• **YOUR INSTRUCTIONS**
Search the data for the word "structured" and copy every line where it occurs.

• **DATA FOR THE TASK**
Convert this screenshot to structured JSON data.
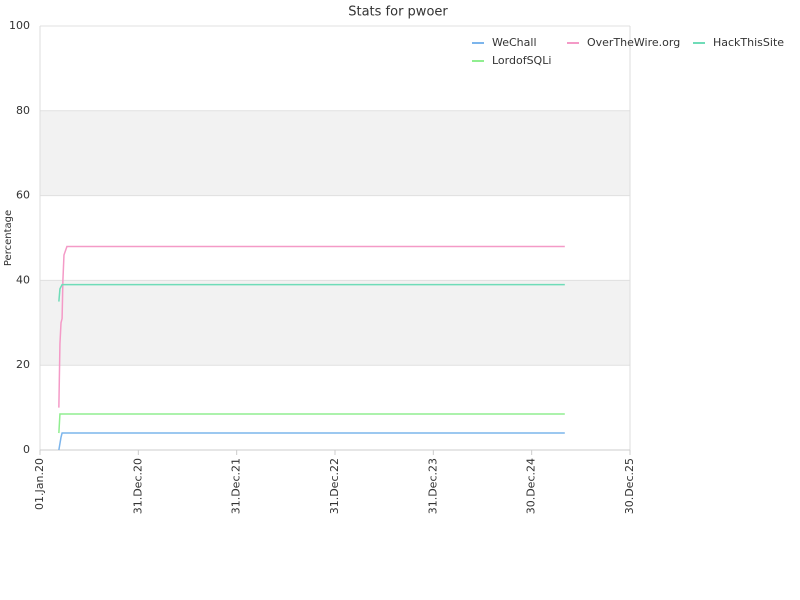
...
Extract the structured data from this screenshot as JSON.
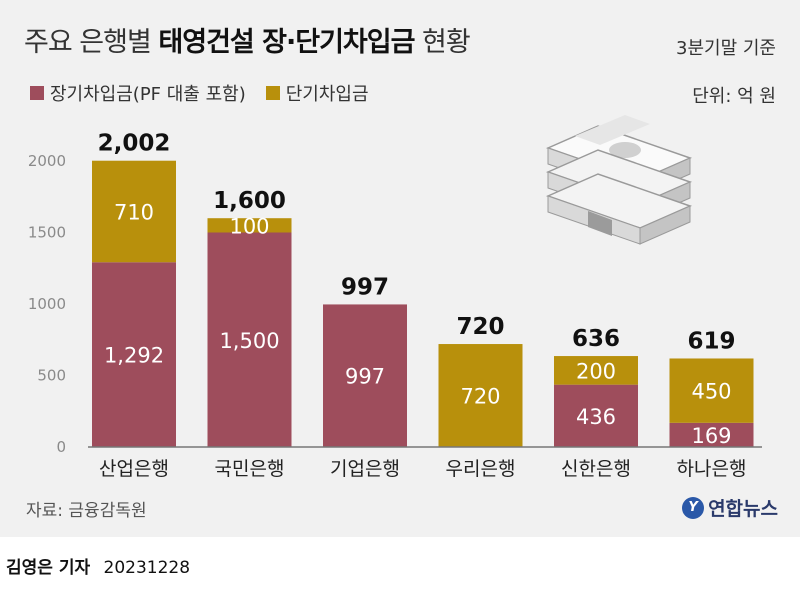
* * *
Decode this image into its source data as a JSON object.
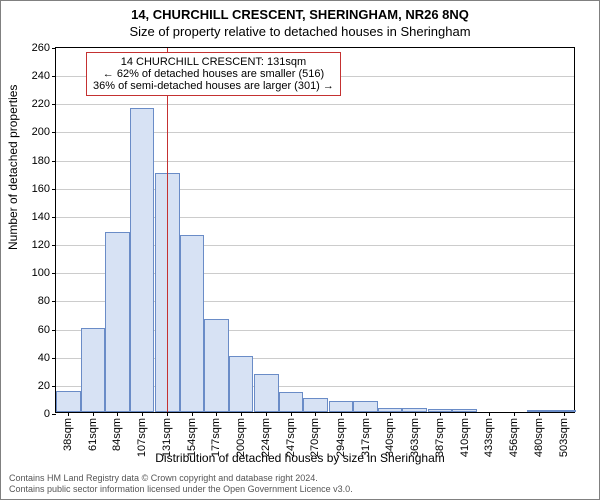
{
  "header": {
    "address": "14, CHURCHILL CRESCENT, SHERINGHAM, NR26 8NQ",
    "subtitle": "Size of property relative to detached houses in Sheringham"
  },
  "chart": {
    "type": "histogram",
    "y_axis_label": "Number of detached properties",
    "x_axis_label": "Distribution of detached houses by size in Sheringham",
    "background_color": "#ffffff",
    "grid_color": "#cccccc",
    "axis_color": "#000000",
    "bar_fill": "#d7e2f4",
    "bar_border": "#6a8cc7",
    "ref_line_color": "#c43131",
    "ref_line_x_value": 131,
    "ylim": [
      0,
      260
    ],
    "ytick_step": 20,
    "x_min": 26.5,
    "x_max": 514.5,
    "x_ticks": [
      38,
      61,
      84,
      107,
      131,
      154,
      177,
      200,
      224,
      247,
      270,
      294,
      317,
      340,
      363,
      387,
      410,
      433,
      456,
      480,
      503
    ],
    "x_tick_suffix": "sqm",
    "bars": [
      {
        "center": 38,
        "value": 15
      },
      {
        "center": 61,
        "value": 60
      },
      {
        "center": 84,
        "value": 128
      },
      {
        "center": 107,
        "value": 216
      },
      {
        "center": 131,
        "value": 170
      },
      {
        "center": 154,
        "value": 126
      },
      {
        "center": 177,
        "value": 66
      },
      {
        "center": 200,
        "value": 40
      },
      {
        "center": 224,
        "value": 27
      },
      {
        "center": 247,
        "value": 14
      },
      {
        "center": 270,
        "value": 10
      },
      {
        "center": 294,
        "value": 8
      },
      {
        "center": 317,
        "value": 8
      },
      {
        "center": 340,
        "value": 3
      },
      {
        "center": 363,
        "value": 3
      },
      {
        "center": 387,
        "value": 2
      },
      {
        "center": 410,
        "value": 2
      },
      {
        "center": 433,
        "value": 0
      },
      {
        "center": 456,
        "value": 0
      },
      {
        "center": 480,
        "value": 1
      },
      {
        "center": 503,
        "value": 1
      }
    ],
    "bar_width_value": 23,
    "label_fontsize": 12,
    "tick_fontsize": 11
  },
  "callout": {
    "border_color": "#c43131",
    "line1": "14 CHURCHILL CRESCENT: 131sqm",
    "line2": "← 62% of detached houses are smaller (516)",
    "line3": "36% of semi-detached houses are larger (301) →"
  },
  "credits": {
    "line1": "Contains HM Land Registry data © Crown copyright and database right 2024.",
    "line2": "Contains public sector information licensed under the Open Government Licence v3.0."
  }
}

• **COMPLETE ANSWER**
Convert this screenshot to structured JSON data.
Extract the structured data from this screenshot as JSON.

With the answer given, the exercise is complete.